##### SEZIONE DI TESTO

Il 70% di tutta la produzione italiana del cappello avviene proprio in questi piccoli luoghi delle Marche. Persino le grandi maison di moda si rivolgono alle aziende locali per realizzare le loro creazioni. Proprio a Montappone, sopra il Teatro Italia in Piazza Roma, ha sede il Museo del Cappello, unico centro italiano dedicato alla storia di questo singolare accessorio.
Museo del Cappello di Montappone visitato in esclusiva da VelvetMag – Lavorazione della paglia
La scorsa settimana siamo stati accolti da Mario Amerino Clementi, responsabile del Museo di Montappone. “Abbiamo in esposizione dei pezzi unici, afferma Clementi, come l‘ultimo cappello di Federico Fellini del 1994, donato dalla famiglia, ed i copricapi utilizzati nel film “Riso Amaro“indossati da Silvana Mangano, realizzati proprio qui a Montappone”.
La sede rappresenta l’unica memoria storica e culturale italiana dell’antica lavorazione della paglia, vera e propria “arte” a cui i contadini si dedicavano. Il cappello diviene quindi anche uno strumento di socializzazione. Ci si incontrava la sera con gli amici e si intesseva la paglia per i cappelli.
L’intreccio della paglia veniva fatto da donne e persino dai bambini. I fili di paglia eguagliati venivano esposti al sole per un imbiancamento naturale. Se il processo non risultava omogeneo si ricorreva all’accensione di zolfo inserito in casse di legno. Alla sbiancatura così ottenuta, faceva seguito la preparazione del filo con l’agguagliatura. Con la paglia si potevano realizzare a mano le trecce di fili per ornare i cappelli.
Il cappellaio ambulante di Montappone trasportava nelle piazze i copricapi sulla “pertica” per venderli.
All’interno del Museo è esposto anche il “NaturAbito“, un vestito realizzato interamente paglia e tessuto naturale e con sandali abbinati.
La struttura inoltre custodisce una ricca collezione di cappelli storici come modelli da cerimonia, cilindri, pagliette, fez e feluche.
Marche… tanto di cappello!

##########
##### DATI DA ANALIZZARE

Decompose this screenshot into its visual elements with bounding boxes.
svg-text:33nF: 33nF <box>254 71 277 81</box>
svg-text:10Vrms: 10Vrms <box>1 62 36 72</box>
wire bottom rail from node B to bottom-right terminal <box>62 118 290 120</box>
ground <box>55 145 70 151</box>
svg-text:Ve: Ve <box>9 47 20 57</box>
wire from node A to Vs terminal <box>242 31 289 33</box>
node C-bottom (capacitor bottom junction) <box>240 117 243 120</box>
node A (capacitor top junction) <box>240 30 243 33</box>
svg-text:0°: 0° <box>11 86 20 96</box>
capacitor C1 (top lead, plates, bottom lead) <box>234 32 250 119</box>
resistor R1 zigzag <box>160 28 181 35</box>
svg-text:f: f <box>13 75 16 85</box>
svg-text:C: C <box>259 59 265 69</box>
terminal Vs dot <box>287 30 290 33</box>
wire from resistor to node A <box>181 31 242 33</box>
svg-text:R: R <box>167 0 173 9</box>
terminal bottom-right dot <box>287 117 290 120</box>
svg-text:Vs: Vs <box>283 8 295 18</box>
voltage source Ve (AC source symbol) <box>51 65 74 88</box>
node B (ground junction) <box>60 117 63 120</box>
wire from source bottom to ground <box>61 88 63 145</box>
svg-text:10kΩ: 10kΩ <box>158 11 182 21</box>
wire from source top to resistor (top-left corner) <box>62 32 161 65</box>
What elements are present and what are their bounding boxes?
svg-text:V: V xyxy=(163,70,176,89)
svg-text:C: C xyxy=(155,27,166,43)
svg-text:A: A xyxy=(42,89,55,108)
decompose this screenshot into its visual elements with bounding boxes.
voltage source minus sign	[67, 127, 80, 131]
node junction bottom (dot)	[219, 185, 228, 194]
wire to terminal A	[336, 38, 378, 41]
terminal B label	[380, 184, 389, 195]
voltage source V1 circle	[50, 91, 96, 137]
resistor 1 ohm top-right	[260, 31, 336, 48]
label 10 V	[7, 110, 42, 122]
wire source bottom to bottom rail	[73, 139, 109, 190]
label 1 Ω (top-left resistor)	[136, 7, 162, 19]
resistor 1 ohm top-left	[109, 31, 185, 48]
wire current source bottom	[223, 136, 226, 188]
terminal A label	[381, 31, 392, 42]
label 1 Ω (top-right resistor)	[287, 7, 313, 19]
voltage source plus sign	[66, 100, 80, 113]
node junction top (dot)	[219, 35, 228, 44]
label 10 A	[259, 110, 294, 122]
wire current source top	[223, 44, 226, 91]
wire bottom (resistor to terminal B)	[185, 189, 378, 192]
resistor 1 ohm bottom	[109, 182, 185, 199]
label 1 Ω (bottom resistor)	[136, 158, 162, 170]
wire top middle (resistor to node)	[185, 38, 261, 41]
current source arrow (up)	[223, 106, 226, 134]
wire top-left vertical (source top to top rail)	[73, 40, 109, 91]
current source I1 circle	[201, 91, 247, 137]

##########

COSA FARE
- 1) Traduci in inglese questa frase del testo sul Museo del Cappello: "Il cappellaio ambulante di Montappone trasportava nelle piazze i copricapi sulla “pertica” per venderli."
- 2) Rispondi brevemente a queste domande sul testo sul Museo del Cappello:
(a) Quale percentuale di tutta la produzione italiana del cappello avviene nei piccoli luoghi delle Marche?
(b) Chi ha accolto VelvetMag al Museo di Montappone?
(c) A che cosa si ricorreva se l'imbiancamento al sole non risultava omogeneo?
- 3) Scrivi il seguito del testo sul Museo del Cappello di Montappone, partendo subito dopo la sua ultima frase.
Le voci costituiscono un materiale a parte, distinto dal testo.

RISPOSTE PER COMPITO
- 1) The itinerant hatter of Montappone carried the hats to the town squares on the “pertica” to sell them.

- 2)
(a) Il 70%.
(b) Mario Amerino Clementi, responsabile del Museo.
(c) All'accensione di zolfo inserito in casse di legno.

- 3)
Il cappello assume la veste di una vera e propria creazione artistica che trascende la mera funzione di accessorio. Le più importanti aziende marchigiane sono state chiamate ad interpretare il cappello. Recentemente la Guzzini ne ha realizzato uno con le luci ispirato all’iconica lampada “Venaria” di Michele De Lucchi, mentre l’azienda Elica ha proposto un copricapo a forma di cappa. Silvano Lattanzi ne ha disegnato uno a forma di scarpa, Spinosi a forma di maccheroncini, lo chef Moreno Cedroni ha proposto dei piatti fondi rovesciati come cappelli.
Il Cappellaio Pazzo
Non è solo il celebre personaggio di “Alice nel Paese delle Meraviglie”, ma è il nome dell’ulteriore mostra permanente di Montappone, ideata da Giuliano De Minicis. Troviamo copricapi bizzarri ed originalissimi realizzati da aziende locali che si sono ispirate a celebri film, come nel caso della Complit che ne ha proposto uno in paglia con cucchiai e tazzina rossi, che richiama il film “Colazione da Tiffany”.
Molto suggestivi anche i copricapi realizzati da Silvano Marini intitolati “Il Viaggio fra le nuvole”, a forma di mongolfiera e”Capogiro” , con un giro di elefanti colorati. La mostra ha avuto un grande successo ed ha raggiunto anche Parigi, durante la Fiera del Pret-a-Porter e Roma in occasione di AltaRoma. L’intento è stato quello di celebrare la creatività italiana e le capacità manifatturiere marchigiane.
Aziende locali
Montappone vanta una quarantina di fabbriche specializzate nella lavorazione dei cappelli. Tra queste abbiamo visitato la Complit, azienda leader del settore. Mattia Antinori, Direttore Creativo del brand, afferma: “Siamo alla terza generazione, l’azienda è stata fondata dai miei nonni, i nostri cappelli vengono esportati in tutto il mondo: Giappone, Russia, America, Europa, siamo presenti nelle più importanti fiere internazionali di settore. Uniamo la qualità del prodotto artigianale con l’estetica facendo una continua ricerca stilistica. Oltre agli originali cappelli da donna abbiamo anche la linea Capocubo interamente dedicata al bambino”.